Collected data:

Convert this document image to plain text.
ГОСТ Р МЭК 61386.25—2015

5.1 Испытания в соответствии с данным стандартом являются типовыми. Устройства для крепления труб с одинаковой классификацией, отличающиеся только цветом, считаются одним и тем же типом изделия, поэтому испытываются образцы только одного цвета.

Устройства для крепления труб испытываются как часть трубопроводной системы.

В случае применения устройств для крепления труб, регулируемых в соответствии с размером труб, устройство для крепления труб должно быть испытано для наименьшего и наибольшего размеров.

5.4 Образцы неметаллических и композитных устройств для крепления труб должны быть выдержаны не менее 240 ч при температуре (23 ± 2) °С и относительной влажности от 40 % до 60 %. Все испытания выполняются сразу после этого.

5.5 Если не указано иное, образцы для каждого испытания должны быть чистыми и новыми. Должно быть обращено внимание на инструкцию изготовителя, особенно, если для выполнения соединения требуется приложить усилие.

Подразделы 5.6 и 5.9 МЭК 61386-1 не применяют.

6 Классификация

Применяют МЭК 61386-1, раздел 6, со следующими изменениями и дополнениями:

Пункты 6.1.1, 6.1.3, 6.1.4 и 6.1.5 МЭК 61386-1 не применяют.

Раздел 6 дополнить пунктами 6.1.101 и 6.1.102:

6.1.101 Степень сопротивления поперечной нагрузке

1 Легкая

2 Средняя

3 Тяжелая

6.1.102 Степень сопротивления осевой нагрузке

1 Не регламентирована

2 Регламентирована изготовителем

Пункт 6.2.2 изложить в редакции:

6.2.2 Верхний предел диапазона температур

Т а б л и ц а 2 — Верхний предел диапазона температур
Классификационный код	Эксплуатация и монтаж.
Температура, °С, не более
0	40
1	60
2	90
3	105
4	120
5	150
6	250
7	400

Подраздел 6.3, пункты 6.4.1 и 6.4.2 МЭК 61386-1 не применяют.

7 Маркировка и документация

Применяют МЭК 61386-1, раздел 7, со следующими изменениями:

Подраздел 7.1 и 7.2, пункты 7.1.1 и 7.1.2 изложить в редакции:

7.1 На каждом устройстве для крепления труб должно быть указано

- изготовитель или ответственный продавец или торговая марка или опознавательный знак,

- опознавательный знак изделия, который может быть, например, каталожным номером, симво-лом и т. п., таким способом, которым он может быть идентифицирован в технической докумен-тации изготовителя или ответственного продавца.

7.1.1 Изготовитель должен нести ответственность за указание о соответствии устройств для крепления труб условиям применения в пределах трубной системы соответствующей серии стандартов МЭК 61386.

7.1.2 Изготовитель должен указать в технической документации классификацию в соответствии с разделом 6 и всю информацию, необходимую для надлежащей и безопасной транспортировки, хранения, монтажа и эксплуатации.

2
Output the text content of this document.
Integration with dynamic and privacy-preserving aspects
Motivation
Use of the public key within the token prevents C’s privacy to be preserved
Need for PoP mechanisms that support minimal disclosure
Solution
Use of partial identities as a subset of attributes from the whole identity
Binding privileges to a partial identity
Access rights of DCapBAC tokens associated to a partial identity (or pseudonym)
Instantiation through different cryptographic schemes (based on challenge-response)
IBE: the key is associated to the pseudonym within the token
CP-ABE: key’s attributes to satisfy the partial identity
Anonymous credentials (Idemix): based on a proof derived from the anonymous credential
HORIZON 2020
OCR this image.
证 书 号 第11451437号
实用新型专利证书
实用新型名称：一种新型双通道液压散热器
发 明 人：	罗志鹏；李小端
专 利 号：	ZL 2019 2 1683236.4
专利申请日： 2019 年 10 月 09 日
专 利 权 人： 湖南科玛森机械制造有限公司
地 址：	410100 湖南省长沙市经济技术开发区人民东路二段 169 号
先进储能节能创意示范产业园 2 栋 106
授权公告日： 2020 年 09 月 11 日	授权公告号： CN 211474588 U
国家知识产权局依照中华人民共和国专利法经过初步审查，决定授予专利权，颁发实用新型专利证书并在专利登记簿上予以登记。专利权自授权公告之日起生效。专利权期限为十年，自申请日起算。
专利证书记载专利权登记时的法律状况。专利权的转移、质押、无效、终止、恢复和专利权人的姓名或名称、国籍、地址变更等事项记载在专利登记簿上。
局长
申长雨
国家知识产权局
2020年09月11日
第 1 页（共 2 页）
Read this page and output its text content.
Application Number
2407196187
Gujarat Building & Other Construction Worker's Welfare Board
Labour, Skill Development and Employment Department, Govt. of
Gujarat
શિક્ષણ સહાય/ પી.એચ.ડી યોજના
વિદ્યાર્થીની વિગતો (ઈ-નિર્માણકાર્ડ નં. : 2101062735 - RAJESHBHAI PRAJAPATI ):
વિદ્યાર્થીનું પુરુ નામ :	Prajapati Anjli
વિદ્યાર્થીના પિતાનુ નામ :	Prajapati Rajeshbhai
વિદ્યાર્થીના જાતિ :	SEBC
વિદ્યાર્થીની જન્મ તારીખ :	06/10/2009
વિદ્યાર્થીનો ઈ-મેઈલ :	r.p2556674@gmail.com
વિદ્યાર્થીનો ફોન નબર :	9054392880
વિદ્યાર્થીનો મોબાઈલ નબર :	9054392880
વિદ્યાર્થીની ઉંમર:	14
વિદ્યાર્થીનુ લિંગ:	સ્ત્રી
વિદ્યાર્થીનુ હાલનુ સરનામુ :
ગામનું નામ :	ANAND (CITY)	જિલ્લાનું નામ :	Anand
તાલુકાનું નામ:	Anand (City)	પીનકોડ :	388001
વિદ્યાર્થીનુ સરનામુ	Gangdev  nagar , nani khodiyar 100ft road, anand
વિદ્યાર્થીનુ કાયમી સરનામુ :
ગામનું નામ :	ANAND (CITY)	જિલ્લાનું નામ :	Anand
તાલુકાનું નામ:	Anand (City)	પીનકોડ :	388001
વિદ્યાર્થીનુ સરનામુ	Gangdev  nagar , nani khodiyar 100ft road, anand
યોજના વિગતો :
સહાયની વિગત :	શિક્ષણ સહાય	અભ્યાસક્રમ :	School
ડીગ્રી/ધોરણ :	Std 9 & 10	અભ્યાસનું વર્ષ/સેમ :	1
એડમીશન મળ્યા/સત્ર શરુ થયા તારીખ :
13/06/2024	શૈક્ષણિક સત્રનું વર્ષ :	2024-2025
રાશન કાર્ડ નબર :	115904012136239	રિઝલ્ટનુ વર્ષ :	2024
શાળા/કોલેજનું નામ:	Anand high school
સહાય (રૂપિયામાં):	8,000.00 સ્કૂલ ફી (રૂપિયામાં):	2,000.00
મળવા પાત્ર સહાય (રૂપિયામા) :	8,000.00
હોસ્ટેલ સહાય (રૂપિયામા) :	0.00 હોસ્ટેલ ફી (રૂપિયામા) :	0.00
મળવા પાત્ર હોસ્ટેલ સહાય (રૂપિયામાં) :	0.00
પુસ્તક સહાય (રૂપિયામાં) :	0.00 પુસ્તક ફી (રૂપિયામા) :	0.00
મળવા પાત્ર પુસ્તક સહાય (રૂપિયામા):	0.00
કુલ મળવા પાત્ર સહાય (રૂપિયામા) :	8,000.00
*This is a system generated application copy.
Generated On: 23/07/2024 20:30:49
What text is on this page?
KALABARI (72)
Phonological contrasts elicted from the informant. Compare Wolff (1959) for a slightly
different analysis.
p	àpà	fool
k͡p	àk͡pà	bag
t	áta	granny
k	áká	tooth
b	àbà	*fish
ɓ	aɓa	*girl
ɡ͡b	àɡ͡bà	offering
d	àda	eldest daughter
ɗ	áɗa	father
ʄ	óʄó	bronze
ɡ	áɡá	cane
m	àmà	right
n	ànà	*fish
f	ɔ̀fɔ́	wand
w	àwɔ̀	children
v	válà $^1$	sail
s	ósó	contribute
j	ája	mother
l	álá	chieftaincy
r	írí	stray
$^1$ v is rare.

# AIM:
Give all the entries again exactly; leave none out.

# RESPONSE FOR THIS EXERCISE:
Convert this document image to plain text.
ГОСТ Р МЭК 61386.25—2015

5.1 Испытания в соответствии с данным стандартом являются типовыми. Устройства для крепления труб с одинаковой классификацией, отличающиеся только цветом, считаются одним и тем же типом изделия, поэтому испытываются образцы только одного цвета.

Устройства для крепления труб испытываются как часть трубопроводной системы.

В случае применения устройств для крепления труб, регулируемых в соответствии с размером труб, устройство для крепления труб должно быть испытано для наименьшего и наибольшего размеров.

5.4 Образцы неметаллических и композитных устройств для крепления труб должны быть выдержаны не менее 240 ч при температуре (23 ± 2) °С и относительной влажности от 40 % до 60 %. Все испытания выполняются сразу после этого.

5.5 Если не указано иное, образцы для каждого испытания должны быть чистыми и новыми. Должно быть обращено внимание на инструкцию изготовителя, особенно, если для выполнения соединения требуется приложить усилие.

Подразделы 5.6 и 5.9 МЭК 61386-1 не применяют.

6 Классификация

Применяют МЭК 61386-1, раздел 6, со следующими изменениями и дополнениями:

Пункты 6.1.1, 6.1.3, 6.1.4 и 6.1.5 МЭК 61386-1 не применяют.

Раздел 6 дополнить пунктами 6.1.101 и 6.1.102:

6.1.101 Степень сопротивления поперечной нагрузке

1 Легкая

2 Средняя

3 Тяжелая

6.1.102 Степень сопротивления осевой нагрузке

1 Не регламентирована

2 Регламентирована изготовителем

Пункт 6.2.2 изложить в редакции:

6.2.2 Верхний предел диапазона температур

Т а б л и ц а 2 — Верхний предел диапазона температур
Классификационный код	Эксплуатация и монтаж.
Температура, °С, не более
0	40
1	60
2	90
3	105
4	120
5	150
6	250
7	400

Подраздел 6.3, пункты 6.4.1 и 6.4.2 МЭК 61386-1 не применяют.

7 Маркировка и документация

Применяют МЭК 61386-1, раздел 7, со следующими изменениями:

Подраздел 7.1 и 7.2, пункты 7.1.1 и 7.1.2 изложить в редакции:

7.1 На каждом устройстве для крепления труб должно быть указано

- изготовитель или ответственный продавец или торговая марка или опознавательный знак,

- опознавательный знак изделия, который может быть, например, каталожным номером, симво-лом и т. п., таким способом, которым он может быть идентифицирован в технической докумен-тации изготовителя или ответственного продавца.

7.1.1 Изготовитель должен нести ответственность за указание о соответствии устройств для крепления труб условиям применения в пределах трубной системы соответствующей серии стандартов МЭК 61386.

7.1.2 Изготовитель должен указать в технической документации классификацию в соответствии с разделом 6 и всю информацию, необходимую для надлежащей и безопасной транспортировки, хранения, монтажа и эксплуатации.

2
Output the text content of this document.
Integration with dynamic and privacy-preserving aspects
Motivation
Use of the public key within the token prevents C’s privacy to be preserved
Need for PoP mechanisms that support minimal disclosure
Solution
Use of partial identities as a subset of attributes from the whole identity
Binding privileges to a partial identity
Access rights of DCapBAC tokens associated to a partial identity (or pseudonym)
Instantiation through different cryptographic schemes (based on challenge-response)
IBE: the key is associated to the pseudonym within the token
CP-ABE: key’s attributes to satisfy the partial identity
Anonymous credentials (Idemix): based on a proof derived from the anonymous credential
HORIZON 2020
OCR this image.
证 书 号 第11451437号
实用新型专利证书
实用新型名称：一种新型双通道液压散热器
发 明 人：	罗志鹏；李小端
专 利 号：	ZL 2019 2 1683236.4
专利申请日： 2019 年 10 月 09 日
专 利 权 人： 湖南科玛森机械制造有限公司
地 址：	410100 湖南省长沙市经济技术开发区人民东路二段 169 号
先进储能节能创意示范产业园 2 栋 106
授权公告日： 2020 年 09 月 11 日	授权公告号： CN 211474588 U
国家知识产权局依照中华人民共和国专利法经过初步审查，决定授予专利权，颁发实用新型专利证书并在专利登记簿上予以登记。专利权自授权公告之日起生效。专利权期限为十年，自申请日起算。
专利证书记载专利权登记时的法律状况。专利权的转移、质押、无效、终止、恢复和专利权人的姓名或名称、国籍、地址变更等事项记载在专利登记簿上。
局长
申长雨
国家知识产权局
2020年09月11日
第 1 页（共 2 页）
Read this page and output its text content.
Application Number
2407196187
Gujarat Building & Other Construction Worker's Welfare Board
Labour, Skill Development and Employment Department, Govt. of
Gujarat
શિક્ષણ સહાય/ પી.એચ.ડી યોજના
વિદ્યાર્થીની વિગતો (ઈ-નિર્માણકાર્ડ નં. : 2101062735 - RAJESHBHAI PRAJAPATI ):
વિદ્યાર્થીનું પુરુ નામ :	Prajapati Anjli
વિદ્યાર્થીના પિતાનુ નામ :	Prajapati Rajeshbhai
વિદ્યાર્થીના જાતિ :	SEBC
વિદ્યાર્થીની જન્મ તારીખ :	06/10/2009
વિદ્યાર્થીનો ઈ-મેઈલ :	r.p2556674@gmail.com
વિદ્યાર્થીનો ફોન નબર :	9054392880
વિદ્યાર્થીનો મોબાઈલ નબર :	9054392880
વિદ્યાર્થીની ઉંમર:	14
વિદ્યાર્થીનુ લિંગ:	સ્ત્રી
વિદ્યાર્થીનુ હાલનુ સરનામુ :
ગામનું નામ :	ANAND (CITY)	જિલ્લાનું નામ :	Anand
તાલુકાનું નામ:	Anand (City)	પીનકોડ :	388001
વિદ્યાર્થીનુ સરનામુ	Gangdev  nagar , nani khodiyar 100ft road, anand
વિદ્યાર્થીનુ કાયમી સરનામુ :
ગામનું નામ :	ANAND (CITY)	જિલ્લાનું નામ :	Anand
તાલુકાનું નામ:	Anand (City)	પીનકોડ :	388001
વિદ્યાર્થીનુ સરનામુ	Gangdev  nagar , nani khodiyar 100ft road, anand
યોજના વિગતો :
સહાયની વિગત :	શિક્ષણ સહાય	અભ્યાસક્રમ :	School
ડીગ્રી/ધોરણ :	Std 9 & 10	અભ્યાસનું વર્ષ/સેમ :	1
એડમીશન મળ્યા/સત્ર શરુ થયા તારીખ :
13/06/2024	શૈક્ષણિક સત્રનું વર્ષ :	2024-2025
રાશન કાર્ડ નબર :	115904012136239	રિઝલ્ટનુ વર્ષ :	2024
શાળા/કોલેજનું નામ:	Anand high school
સહાય (રૂપિયામાં):	8,000.00 સ્કૂલ ફી (રૂપિયામાં):	2,000.00
મળવા પાત્ર સહાય (રૂપિયામા) :	8,000.00
હોસ્ટેલ સહાય (રૂપિયામા) :	0.00 હોસ્ટેલ ફી (રૂપિયામા) :	0.00
મળવા પાત્ર હોસ્ટેલ સહાય (રૂપિયામાં) :	0.00
પુસ્તક સહાય (રૂપિયામાં) :	0.00 પુસ્તક ફી (રૂપિયામા) :	0.00
મળવા પાત્ર પુસ્તક સહાય (રૂપિયામા):	0.00
કુલ મળવા પાત્ર સહાય (રૂપિયામા) :	8,000.00
*This is a system generated application copy.
Generated On: 23/07/2024 20:30:49
What text is on this page?
KALABARI (72)
Phonological contrasts elicted from the informant. Compare Wolff (1959) for a slightly
different analysis.
p	àpà	fool
k͡p	àk͡pà	bag
t	áta	granny
k	áká	tooth
b	àbà	*fish
ɓ	aɓa	*girl
ɡ͡b	àɡ͡bà	offering
d	àda	eldest daughter
ɗ	áɗa	father
ʄ	óʄó	bronze
ɡ	áɡá	cane
m	àmà	right
n	ànà	*fish
f	ɔ̀fɔ́	wand
w	àwɔ̀	children
v	válà $^1$	sail
s	ósó	contribute
j	ája	mother
l	álá	chieftaincy
r	írí	stray
$^1$ v is rare.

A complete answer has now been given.